= WORK TO DO =
A - From the telescope post, extract the passage that begins at "With advances in" and stops after "a great deal.".
B - Name each category of astro scope that the telescope post sorts scopes into.

= TEXT SEGMENT =
• • • • • • •
I think it comes down to what you want to image.

You can quote Craig Stark but try to image most spiral galaxies and you'll see the advantage of aperture and longer focal length.

With advances in sensitivity of cameras and higher quality modest aperture scopes I would say 70-130mm is good for widefield, 8-12 inches is probably a practical limit to galaxy and close in view imaging. There are quite few modest aperture APOs now that are not super expensive and are capable of a great deal.

I would class astro scopes into 4 categories:

Up to about 106mm aperture APO for widefield imaging.

Around 130mm APO for higher resolution widefield imaging.

Medium focal length wider aperture like up to about 12 inches and often F4 or faster. This for smaller objects but also can do fairly large objects. Its quite flexible. Focal length around 1260mm.

Longer focal length large aperture to get the small dim galaxies with decent detail.
• • • • • • •
= Layout element annotations =
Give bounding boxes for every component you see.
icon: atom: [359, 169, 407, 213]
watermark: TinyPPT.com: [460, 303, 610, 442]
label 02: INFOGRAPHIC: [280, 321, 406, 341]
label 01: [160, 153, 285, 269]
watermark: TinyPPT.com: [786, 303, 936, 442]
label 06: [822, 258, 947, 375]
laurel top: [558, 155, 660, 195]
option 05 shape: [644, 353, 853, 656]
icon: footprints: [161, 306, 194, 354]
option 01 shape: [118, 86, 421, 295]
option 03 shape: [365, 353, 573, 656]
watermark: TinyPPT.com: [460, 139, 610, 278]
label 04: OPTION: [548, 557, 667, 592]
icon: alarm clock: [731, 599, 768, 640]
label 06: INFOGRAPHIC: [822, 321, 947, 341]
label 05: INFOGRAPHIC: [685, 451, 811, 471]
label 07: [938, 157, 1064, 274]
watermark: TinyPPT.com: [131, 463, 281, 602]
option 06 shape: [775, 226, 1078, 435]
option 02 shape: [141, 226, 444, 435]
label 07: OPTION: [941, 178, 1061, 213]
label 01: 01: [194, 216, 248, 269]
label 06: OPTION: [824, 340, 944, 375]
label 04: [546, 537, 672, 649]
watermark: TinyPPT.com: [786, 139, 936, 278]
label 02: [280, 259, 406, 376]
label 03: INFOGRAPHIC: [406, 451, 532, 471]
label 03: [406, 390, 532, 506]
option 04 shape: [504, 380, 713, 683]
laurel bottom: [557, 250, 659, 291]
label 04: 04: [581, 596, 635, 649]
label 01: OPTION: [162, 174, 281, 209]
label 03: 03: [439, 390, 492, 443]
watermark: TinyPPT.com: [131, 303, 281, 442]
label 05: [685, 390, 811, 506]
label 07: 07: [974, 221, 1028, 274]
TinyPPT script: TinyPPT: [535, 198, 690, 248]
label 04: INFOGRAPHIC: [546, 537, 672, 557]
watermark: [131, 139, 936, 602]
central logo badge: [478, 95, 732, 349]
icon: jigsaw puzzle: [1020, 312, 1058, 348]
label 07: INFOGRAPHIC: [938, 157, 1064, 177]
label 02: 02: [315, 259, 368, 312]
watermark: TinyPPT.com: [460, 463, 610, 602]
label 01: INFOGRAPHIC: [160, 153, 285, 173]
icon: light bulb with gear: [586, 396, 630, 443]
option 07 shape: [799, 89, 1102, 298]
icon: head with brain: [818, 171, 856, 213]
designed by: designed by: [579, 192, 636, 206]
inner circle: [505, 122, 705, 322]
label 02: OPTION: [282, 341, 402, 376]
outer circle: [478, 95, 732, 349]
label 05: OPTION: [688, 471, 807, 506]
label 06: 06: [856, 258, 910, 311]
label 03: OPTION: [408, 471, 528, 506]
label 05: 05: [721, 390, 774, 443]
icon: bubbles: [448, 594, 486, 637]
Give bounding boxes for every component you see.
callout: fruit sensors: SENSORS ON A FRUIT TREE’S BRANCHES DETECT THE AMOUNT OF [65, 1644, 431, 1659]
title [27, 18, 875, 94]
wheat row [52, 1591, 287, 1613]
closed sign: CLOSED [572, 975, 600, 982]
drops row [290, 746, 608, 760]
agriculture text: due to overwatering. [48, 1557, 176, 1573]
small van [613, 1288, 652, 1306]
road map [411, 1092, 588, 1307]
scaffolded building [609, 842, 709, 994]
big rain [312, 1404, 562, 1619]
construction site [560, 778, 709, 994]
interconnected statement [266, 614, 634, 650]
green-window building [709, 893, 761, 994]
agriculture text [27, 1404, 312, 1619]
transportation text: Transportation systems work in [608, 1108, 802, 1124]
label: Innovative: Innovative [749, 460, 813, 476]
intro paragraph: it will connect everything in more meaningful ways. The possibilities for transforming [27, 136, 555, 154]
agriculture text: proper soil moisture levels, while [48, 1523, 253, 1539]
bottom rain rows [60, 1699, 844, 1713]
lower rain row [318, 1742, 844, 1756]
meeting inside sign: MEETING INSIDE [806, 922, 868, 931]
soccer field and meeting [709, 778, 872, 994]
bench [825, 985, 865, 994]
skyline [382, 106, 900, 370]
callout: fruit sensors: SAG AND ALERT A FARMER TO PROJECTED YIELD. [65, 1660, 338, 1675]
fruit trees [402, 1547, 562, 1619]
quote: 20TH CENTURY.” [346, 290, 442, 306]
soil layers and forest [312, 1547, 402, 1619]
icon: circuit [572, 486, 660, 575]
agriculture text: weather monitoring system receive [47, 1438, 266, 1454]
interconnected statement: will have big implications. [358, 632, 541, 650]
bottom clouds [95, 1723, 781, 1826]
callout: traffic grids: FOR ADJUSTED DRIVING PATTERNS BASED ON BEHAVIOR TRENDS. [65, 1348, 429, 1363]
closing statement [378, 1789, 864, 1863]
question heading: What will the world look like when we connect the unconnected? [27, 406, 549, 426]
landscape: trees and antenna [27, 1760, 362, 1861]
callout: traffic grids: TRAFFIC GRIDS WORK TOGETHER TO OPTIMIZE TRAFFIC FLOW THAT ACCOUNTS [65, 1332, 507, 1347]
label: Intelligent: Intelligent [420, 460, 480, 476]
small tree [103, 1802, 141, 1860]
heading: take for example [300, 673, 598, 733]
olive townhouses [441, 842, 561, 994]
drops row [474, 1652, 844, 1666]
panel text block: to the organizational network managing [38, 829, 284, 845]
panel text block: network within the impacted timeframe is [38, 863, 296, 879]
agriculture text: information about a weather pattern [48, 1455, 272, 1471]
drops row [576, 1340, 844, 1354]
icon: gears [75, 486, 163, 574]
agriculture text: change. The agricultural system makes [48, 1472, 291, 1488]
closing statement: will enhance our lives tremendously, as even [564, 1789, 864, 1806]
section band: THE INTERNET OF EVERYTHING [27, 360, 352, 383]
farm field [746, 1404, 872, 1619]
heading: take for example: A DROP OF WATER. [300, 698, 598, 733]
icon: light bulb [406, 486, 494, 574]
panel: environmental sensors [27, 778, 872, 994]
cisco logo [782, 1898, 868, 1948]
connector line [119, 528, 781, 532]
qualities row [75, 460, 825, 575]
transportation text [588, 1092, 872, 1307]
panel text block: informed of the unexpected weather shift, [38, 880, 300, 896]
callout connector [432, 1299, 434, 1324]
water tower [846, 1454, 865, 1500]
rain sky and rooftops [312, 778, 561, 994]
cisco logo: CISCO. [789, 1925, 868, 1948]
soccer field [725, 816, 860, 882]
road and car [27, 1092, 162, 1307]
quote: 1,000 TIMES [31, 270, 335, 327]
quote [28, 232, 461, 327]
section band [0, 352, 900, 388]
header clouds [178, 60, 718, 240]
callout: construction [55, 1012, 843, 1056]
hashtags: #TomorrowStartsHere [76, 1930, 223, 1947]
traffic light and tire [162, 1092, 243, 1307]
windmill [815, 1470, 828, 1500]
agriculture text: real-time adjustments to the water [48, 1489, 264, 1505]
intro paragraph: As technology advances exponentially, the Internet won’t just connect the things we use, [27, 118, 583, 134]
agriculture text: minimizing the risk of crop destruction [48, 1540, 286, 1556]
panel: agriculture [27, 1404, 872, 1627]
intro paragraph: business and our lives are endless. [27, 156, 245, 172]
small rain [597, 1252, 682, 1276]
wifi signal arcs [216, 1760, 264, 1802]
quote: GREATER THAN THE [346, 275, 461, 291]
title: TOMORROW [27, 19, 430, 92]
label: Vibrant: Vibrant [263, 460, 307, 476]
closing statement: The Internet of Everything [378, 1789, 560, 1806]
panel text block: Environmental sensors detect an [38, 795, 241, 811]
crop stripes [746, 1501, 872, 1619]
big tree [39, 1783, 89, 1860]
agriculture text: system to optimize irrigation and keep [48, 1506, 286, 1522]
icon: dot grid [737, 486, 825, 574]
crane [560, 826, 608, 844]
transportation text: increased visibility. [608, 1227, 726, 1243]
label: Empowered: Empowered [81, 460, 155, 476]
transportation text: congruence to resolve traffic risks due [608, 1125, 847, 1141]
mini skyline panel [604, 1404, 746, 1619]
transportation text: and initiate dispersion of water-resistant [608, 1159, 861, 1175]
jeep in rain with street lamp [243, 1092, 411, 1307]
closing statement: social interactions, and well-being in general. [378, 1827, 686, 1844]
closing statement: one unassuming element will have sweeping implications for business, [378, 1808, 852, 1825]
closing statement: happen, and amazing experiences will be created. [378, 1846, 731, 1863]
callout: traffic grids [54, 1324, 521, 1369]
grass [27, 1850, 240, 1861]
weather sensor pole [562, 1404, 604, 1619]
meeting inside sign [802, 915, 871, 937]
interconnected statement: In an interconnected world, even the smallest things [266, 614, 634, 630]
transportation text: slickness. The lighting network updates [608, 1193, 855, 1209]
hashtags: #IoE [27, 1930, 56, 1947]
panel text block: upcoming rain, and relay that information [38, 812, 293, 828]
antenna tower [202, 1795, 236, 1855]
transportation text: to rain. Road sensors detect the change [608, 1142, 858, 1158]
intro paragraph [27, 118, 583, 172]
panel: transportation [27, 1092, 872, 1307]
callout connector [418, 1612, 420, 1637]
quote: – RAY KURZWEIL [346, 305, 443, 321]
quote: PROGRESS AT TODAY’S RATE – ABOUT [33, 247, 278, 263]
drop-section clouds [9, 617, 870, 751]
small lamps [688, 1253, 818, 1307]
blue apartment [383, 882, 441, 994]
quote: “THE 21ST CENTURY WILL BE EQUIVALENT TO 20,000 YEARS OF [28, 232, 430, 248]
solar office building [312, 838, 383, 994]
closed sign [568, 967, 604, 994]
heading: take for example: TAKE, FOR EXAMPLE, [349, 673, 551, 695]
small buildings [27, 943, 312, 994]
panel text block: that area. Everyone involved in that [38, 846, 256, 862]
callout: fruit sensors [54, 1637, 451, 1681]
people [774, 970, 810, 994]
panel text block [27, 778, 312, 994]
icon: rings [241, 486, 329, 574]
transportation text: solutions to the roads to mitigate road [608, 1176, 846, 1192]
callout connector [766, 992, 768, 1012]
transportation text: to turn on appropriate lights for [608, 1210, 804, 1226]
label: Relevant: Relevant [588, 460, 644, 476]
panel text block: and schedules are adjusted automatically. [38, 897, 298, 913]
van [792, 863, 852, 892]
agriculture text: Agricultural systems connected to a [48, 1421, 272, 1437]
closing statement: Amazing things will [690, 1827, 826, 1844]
• • • • • • •
= ANSWERS TO THE TASKS =
A -
With advances in sensitivity of cameras and higher quality modest aperture scopes I would say 70-130mm is good for widefield, 8-12 inches is probably a practical limit to galaxy and close in view imaging. There are quite few modest aperture APOs now that are not super expensive and are capable of a great deal.

B -
- APO up to about 106mm aperture, for widefield imaging
- APO around 130mm, for higher resolution widefield imaging
- Medium focal length, wider aperture up to about 12 inches, often F4 or faster, focal length around 1260mm, for smaller objects but also fairly large ones
- Longer focal length, large aperture, to get the small dim galaxies with decent detail